Starting with the line that contains "Enumerate this screenshot's", reproduce each line through the end of the entries exactly as written.

GIVEN RECORDS:
──────

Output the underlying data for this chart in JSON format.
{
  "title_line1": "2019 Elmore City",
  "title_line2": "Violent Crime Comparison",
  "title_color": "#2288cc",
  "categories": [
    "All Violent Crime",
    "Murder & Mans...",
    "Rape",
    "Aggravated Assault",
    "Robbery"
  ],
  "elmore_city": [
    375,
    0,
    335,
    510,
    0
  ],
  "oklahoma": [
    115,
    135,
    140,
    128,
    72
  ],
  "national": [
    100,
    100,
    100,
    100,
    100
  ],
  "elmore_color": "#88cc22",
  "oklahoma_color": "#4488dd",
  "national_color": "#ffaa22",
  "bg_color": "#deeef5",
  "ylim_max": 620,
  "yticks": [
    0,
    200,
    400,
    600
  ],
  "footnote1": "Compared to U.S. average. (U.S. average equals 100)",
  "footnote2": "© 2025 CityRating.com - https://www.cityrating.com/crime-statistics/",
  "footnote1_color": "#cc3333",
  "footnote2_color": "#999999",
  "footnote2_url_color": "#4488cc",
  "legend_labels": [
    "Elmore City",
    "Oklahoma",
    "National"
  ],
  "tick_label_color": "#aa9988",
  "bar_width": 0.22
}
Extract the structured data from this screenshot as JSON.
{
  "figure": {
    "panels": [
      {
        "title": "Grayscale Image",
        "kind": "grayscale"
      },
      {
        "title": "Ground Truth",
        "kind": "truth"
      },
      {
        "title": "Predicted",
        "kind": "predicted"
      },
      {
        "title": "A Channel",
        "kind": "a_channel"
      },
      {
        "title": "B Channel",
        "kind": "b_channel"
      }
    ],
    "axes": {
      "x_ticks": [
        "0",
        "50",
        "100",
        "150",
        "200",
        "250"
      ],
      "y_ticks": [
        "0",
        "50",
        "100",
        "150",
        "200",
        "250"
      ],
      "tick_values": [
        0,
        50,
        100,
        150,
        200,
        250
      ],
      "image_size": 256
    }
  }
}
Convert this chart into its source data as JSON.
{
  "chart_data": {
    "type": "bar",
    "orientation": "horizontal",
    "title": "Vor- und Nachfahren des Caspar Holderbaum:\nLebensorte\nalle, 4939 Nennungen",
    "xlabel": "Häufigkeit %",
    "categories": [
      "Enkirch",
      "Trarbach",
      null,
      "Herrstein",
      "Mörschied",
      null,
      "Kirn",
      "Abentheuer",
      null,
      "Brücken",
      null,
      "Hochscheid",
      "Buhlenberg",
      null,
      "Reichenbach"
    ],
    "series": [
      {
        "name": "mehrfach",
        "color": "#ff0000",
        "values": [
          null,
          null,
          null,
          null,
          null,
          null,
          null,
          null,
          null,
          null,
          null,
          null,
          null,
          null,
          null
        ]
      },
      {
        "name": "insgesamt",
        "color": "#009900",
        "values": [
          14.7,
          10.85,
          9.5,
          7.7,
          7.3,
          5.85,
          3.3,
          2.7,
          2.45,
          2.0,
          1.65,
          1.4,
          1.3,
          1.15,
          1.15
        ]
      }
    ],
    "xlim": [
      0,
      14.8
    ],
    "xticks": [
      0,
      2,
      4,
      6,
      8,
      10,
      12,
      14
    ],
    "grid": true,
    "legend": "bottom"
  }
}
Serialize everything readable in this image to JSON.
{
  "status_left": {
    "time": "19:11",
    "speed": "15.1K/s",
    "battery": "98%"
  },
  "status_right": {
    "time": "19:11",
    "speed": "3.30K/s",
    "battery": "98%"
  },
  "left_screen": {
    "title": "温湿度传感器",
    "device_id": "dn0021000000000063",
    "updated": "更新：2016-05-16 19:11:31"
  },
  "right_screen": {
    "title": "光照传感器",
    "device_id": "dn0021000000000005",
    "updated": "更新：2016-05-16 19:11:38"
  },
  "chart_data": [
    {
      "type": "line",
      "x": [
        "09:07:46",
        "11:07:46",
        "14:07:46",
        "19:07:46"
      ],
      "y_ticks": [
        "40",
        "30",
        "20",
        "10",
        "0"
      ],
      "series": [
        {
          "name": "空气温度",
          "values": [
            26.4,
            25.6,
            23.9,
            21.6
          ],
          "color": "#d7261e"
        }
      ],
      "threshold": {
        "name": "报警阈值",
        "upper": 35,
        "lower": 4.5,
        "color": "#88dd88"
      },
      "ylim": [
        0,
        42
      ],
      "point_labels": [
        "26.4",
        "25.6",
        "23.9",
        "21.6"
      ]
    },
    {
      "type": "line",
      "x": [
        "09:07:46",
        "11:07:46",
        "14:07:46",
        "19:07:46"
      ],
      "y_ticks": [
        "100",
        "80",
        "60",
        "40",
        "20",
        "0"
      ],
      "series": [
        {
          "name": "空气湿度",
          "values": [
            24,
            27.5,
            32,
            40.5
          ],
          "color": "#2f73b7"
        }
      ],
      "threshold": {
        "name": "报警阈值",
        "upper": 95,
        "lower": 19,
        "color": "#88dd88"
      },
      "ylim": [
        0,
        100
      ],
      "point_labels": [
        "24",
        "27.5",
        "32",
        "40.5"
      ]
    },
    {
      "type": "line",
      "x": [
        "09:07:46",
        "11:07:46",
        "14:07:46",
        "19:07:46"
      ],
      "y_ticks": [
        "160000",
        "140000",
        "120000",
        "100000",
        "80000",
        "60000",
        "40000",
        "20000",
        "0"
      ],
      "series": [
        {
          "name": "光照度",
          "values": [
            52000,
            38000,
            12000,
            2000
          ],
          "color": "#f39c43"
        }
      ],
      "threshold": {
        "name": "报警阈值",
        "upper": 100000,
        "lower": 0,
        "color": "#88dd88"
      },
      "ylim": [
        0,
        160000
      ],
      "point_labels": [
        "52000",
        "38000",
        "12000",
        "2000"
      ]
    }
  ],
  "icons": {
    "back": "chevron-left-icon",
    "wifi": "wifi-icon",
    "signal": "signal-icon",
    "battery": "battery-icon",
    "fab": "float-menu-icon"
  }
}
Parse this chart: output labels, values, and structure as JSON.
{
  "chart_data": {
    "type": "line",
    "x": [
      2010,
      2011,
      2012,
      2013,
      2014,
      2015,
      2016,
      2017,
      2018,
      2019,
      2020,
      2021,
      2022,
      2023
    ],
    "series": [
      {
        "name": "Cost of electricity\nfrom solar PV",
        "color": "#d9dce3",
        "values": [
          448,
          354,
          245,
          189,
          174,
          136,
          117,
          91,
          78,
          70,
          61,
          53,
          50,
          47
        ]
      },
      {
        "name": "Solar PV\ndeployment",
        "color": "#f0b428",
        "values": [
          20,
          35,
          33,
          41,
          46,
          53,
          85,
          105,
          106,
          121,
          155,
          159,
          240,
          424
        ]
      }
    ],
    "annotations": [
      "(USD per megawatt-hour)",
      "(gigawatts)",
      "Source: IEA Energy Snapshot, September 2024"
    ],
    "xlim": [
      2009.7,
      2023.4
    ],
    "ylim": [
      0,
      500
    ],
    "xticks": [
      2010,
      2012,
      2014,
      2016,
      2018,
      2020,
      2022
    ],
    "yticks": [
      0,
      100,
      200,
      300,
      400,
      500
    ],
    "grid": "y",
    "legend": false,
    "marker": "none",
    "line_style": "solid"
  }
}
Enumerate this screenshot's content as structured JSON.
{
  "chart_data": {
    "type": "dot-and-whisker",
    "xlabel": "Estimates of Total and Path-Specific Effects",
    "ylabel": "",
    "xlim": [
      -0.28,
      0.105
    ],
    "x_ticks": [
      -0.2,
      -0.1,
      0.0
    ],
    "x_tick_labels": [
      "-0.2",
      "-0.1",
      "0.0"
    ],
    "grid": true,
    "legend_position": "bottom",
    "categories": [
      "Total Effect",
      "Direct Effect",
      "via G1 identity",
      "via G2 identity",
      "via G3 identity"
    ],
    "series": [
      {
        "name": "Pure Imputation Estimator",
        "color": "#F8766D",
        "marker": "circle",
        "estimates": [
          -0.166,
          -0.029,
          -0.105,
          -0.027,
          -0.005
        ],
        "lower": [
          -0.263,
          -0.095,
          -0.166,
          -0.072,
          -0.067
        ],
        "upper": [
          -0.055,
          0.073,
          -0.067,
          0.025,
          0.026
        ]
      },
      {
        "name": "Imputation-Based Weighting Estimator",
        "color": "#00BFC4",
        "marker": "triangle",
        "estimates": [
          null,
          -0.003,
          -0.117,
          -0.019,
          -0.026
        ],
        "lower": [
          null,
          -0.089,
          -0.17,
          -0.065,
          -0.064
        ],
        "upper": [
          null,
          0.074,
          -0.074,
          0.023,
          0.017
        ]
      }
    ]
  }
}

──────

RESPONSE BELOW:
Enumerate this screenshot's content as structured JSON.
{
  "chart_data": {
    "type": "dot-and-whisker",
    "xlabel": "Estimates of Total and Path-Specific Effects",
    "ylabel": "",
    "xlim": [
      -0.28,
      0.105
    ],
    "x_ticks": [
      -0.2,
      -0.1,
      0.0
    ],
    "x_tick_labels": [
      "-0.2",
      "-0.1",
      "0.0"
    ],
    "grid": true,
    "legend_position": "bottom",
    "categories": [
      "Total Effect",
      "Direct Effect",
      "via G1 identity",
      "via G2 identity",
      "via G3 identity"
    ],
    "series": [
      {
        "name": "Pure Imputation Estimator",
        "color": "#F8766D",
        "marker": "circle",
        "estimates": [
          -0.166,
          -0.029,
          -0.105,
          -0.027,
          -0.005
        ],
        "lower": [
          -0.263,
          -0.095,
          -0.166,
          -0.072,
          -0.067
        ],
        "upper": [
          -0.055,
          0.073,
          -0.067,
          0.025,
          0.026
        ]
      },
      {
        "name": "Imputation-Based Weighting Estimator",
        "color": "#00BFC4",
        "marker": "triangle",
        "estimates": [
          null,
          -0.003,
          -0.117,
          -0.019,
          -0.026
        ],
        "lower": [
          null,
          -0.089,
          -0.17,
          -0.065,
          -0.064
        ],
        "upper": [
          null,
          0.074,
          -0.074,
          0.023,
          0.017
        ]
      }
    ]
  }
}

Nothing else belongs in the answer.